## Exercise task
All the records that follow need to be reproduced exactly. Omit the images.

## Extracted material
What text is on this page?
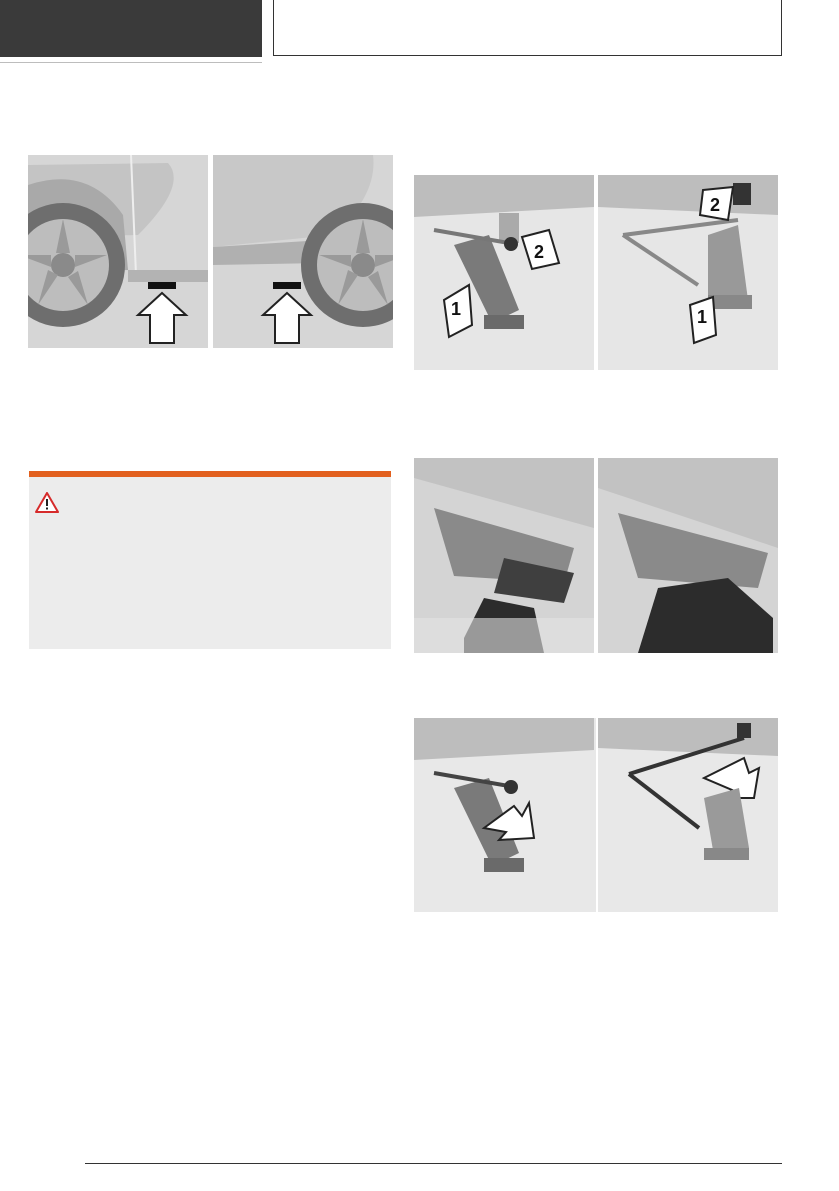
2
1
2
1
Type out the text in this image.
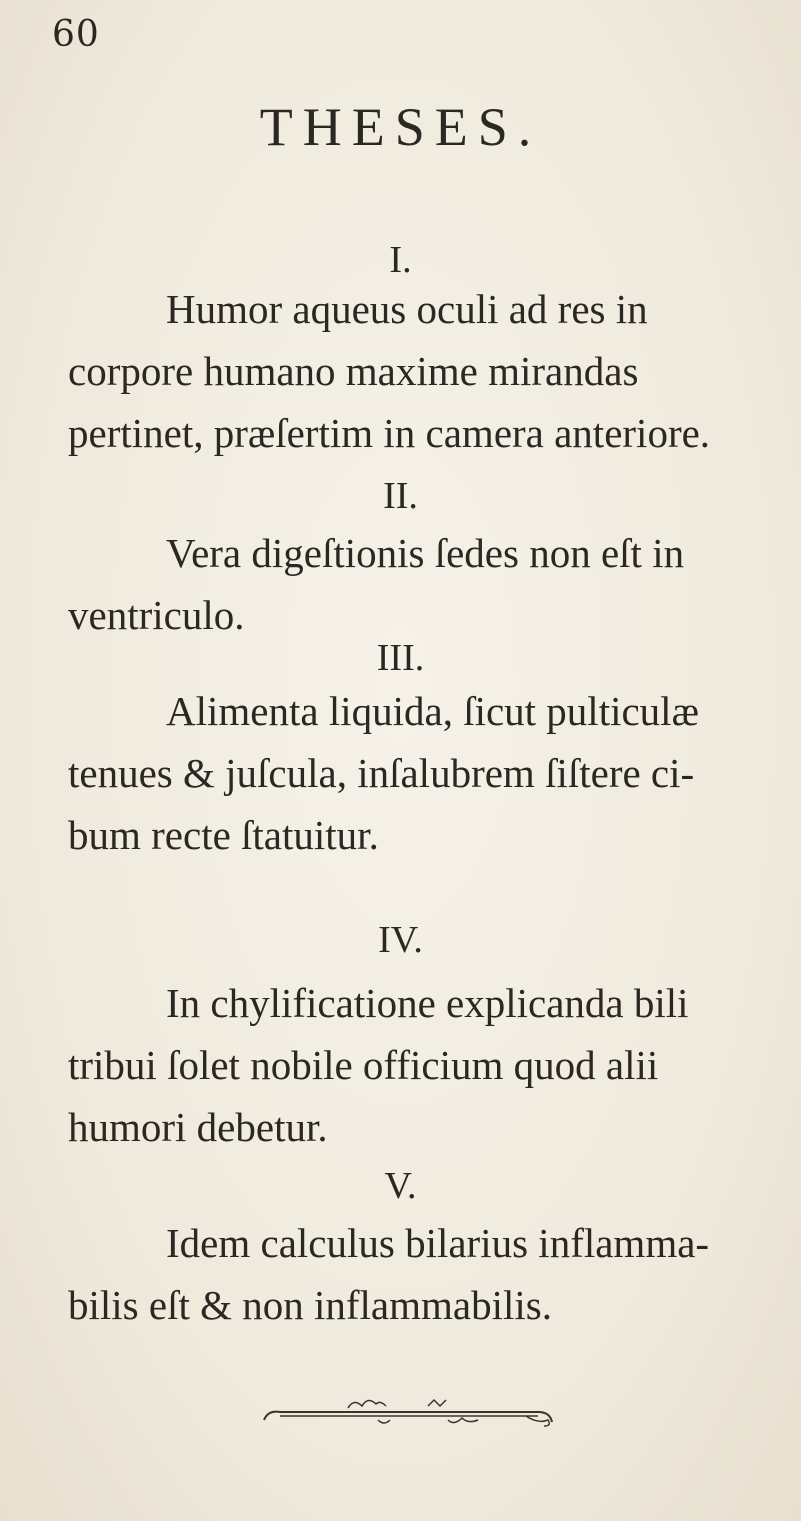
60
THESES.
I.
Humor aqueus oculi ad res in
corpore humano maxime mirandas
pertinet, præſertim in camera anteriore.
II.
Vera digeſtionis ſedes non eſt in
ventriculo.
III.
Alimenta liquida, ſicut pulticulæ
tenues & juſcula, inſalubrem ſiſtere ci-
bum recte ſtatuitur.
IV.
In chylificatione explicanda bili
tribui ſolet nobile officium quod alii
humori debetur.
V.
Idem calculus bilarius inflamma-
bilis eſt & non inflammabilis.
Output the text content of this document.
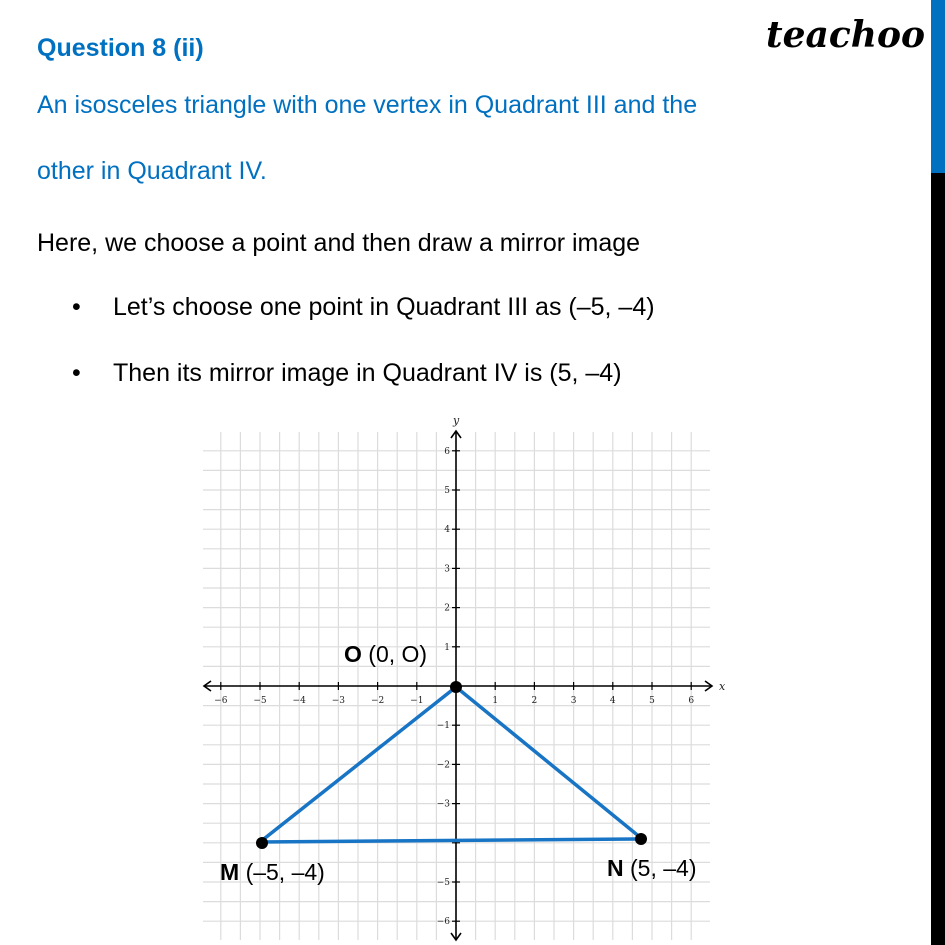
teachoo
Question 8 (ii)
An isosceles triangle with one vertex in Quadrant III and the
other in Quadrant IV.
Here, we choose a point and then draw a mirror image
• Let’s choose one point in Quadrant III as (–5, –4)
• Then its mirror image in Quadrant IV is (5, –4)
−6	−5	−4	−3	−2	−1	1	2	3	4	5	6
6
5
4
3
2
1
−1
−2
−3
−5
−6
x
y
O (0, O)
M (–5, –4)	N (5, –4)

## Output of the exercise
What text is on this page?
2
1
2
1
Type out the text in this image.
60
THESES.
I.
Humor aqueus oculi ad res in
corpore humano maxime mirandas
pertinet, præſertim in camera anteriore.
II.
Vera digeſtionis ſedes non eſt in
ventriculo.
III.
Alimenta liquida, ſicut pulticulæ
tenues & juſcula, inſalubrem ſiſtere ci-
bum recte ſtatuitur.
IV.
In chylificatione explicanda bili
tribui ſolet nobile officium quod alii
humori debetur.
V.
Idem calculus bilarius inflamma-
bilis eſt & non inflammabilis.
Output the text content of this document.
teachoo
Question 8 (ii)
An isosceles triangle with one vertex in Quadrant III and the
other in Quadrant IV.
Here, we choose a point and then draw a mirror image
• Let’s choose one point in Quadrant III as (–5, –4)
• Then its mirror image in Quadrant IV is (5, –4)
−6	−5	−4	−3	−2	−1	1	2	3	4	5	6
6
5
4
3
2
1
−1
−2
−3
−5
−6
x
y
O (0, O)
M (–5, –4)	N (5, –4)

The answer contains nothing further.